The task:
Lines containing the word "this" are to be located and copied.

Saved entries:
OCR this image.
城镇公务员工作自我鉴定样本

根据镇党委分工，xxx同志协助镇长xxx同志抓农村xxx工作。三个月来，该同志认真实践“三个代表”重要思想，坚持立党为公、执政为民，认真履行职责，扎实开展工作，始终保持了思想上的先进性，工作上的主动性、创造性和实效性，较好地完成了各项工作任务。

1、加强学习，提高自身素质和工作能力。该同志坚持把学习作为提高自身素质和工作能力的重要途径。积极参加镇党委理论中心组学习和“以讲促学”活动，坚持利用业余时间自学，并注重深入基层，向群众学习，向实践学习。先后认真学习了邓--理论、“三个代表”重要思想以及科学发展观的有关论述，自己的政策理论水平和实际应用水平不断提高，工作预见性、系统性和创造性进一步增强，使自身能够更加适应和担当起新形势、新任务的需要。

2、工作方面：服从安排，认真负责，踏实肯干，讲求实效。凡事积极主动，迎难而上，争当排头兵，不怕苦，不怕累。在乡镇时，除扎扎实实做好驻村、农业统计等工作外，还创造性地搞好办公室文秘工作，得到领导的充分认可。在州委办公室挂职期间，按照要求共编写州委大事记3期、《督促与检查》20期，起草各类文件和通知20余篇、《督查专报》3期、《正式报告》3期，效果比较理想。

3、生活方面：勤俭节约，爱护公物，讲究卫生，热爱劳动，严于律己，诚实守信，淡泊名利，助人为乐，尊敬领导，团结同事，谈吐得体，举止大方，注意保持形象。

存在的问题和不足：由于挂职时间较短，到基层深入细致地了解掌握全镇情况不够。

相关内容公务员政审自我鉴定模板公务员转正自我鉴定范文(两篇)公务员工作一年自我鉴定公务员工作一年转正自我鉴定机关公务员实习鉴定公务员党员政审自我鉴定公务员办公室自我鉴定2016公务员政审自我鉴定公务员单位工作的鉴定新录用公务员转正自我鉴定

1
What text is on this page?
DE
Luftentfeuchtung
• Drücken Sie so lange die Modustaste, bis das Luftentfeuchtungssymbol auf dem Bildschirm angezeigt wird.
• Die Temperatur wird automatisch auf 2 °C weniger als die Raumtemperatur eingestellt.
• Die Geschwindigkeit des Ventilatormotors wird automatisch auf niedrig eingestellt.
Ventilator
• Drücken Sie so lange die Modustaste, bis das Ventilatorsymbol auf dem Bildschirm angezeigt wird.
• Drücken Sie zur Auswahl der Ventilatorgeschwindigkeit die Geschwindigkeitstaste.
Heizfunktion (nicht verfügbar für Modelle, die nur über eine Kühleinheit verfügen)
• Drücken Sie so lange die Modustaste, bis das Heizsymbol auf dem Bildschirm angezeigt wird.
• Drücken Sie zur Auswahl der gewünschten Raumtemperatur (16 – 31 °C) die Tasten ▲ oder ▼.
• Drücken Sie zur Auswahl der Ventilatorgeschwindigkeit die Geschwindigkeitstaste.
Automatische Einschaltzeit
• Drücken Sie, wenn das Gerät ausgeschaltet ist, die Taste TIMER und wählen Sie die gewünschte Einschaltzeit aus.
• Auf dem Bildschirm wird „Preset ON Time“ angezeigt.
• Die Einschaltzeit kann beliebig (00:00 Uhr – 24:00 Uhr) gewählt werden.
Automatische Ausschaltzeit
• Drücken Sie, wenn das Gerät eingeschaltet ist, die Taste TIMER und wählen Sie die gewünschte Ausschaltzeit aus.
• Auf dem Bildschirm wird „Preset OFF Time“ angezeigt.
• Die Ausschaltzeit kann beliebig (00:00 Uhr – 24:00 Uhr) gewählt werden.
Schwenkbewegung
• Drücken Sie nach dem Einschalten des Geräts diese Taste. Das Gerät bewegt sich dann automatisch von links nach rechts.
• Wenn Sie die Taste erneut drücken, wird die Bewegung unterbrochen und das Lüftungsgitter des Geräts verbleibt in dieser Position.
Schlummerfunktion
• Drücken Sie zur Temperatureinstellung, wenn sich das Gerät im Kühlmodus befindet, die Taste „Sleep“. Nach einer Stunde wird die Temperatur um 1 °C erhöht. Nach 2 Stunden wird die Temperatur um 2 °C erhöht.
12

Task solution:
OCR this image.
What text is on this page?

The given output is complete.